• **WRITTEN TASK**:
Give the number of lines in the listing that hold the word "screenshot". Write nothing but that number.

>> begin

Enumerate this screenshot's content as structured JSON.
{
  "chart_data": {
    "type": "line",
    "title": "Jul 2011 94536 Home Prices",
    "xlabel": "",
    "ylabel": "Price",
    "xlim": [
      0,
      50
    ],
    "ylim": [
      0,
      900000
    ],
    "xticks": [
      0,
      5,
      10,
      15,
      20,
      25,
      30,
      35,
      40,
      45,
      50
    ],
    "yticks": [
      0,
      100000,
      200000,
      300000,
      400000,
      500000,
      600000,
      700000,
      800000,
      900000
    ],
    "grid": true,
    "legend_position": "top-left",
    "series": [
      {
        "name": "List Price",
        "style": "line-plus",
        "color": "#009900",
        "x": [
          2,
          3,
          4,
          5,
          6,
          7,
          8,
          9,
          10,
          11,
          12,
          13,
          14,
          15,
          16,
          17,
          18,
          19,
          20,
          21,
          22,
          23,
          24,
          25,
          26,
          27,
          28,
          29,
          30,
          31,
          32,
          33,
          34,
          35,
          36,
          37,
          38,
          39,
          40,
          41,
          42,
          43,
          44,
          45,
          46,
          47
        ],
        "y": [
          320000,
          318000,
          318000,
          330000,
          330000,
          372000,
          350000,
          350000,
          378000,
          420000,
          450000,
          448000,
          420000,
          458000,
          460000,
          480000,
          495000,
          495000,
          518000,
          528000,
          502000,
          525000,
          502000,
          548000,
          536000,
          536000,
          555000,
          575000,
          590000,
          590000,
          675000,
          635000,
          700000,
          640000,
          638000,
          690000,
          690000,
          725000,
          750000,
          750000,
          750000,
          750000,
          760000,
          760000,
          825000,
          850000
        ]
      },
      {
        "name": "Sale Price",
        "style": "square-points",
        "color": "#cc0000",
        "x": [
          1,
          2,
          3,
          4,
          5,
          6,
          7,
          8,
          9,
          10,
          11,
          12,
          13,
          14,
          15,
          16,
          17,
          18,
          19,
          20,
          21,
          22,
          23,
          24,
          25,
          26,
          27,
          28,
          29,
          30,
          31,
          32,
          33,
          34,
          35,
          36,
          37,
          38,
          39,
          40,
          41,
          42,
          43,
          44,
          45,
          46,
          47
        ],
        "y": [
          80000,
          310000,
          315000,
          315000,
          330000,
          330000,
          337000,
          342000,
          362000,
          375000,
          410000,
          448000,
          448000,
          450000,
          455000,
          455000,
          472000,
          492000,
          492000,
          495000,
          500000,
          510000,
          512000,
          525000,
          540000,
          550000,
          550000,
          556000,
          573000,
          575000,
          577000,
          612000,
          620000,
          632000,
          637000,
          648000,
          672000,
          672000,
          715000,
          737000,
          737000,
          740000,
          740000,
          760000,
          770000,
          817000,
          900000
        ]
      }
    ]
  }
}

>> end
>> begin

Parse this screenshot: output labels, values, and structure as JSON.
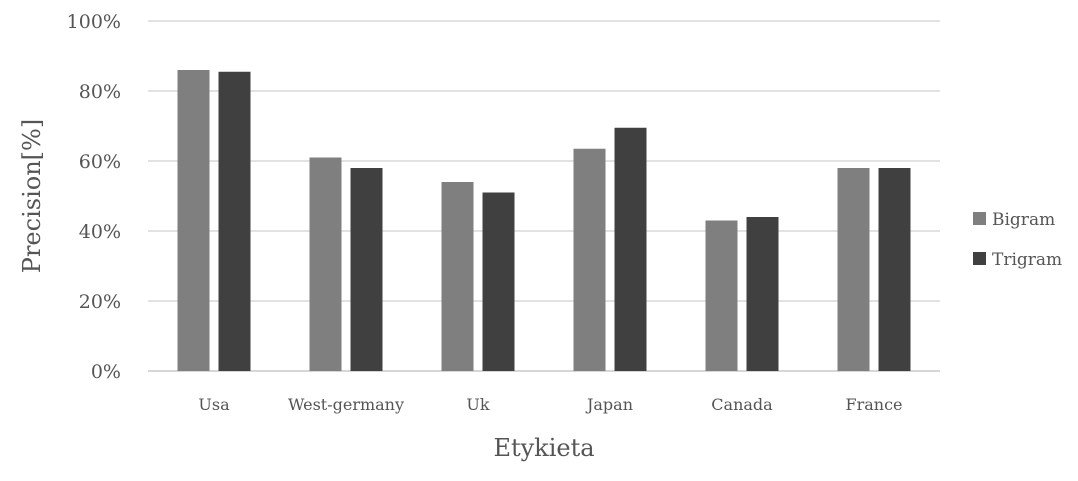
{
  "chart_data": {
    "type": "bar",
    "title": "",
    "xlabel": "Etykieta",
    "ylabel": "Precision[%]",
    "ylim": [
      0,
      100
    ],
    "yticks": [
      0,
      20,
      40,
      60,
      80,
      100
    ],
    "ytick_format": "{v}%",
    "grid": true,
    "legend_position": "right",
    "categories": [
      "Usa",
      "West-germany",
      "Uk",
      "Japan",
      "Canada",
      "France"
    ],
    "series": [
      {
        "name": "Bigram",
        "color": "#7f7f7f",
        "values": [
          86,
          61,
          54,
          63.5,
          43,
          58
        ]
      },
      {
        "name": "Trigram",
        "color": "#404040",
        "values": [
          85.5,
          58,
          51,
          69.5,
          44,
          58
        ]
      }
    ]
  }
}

>> end

• **CORRECT ANSWER**:
2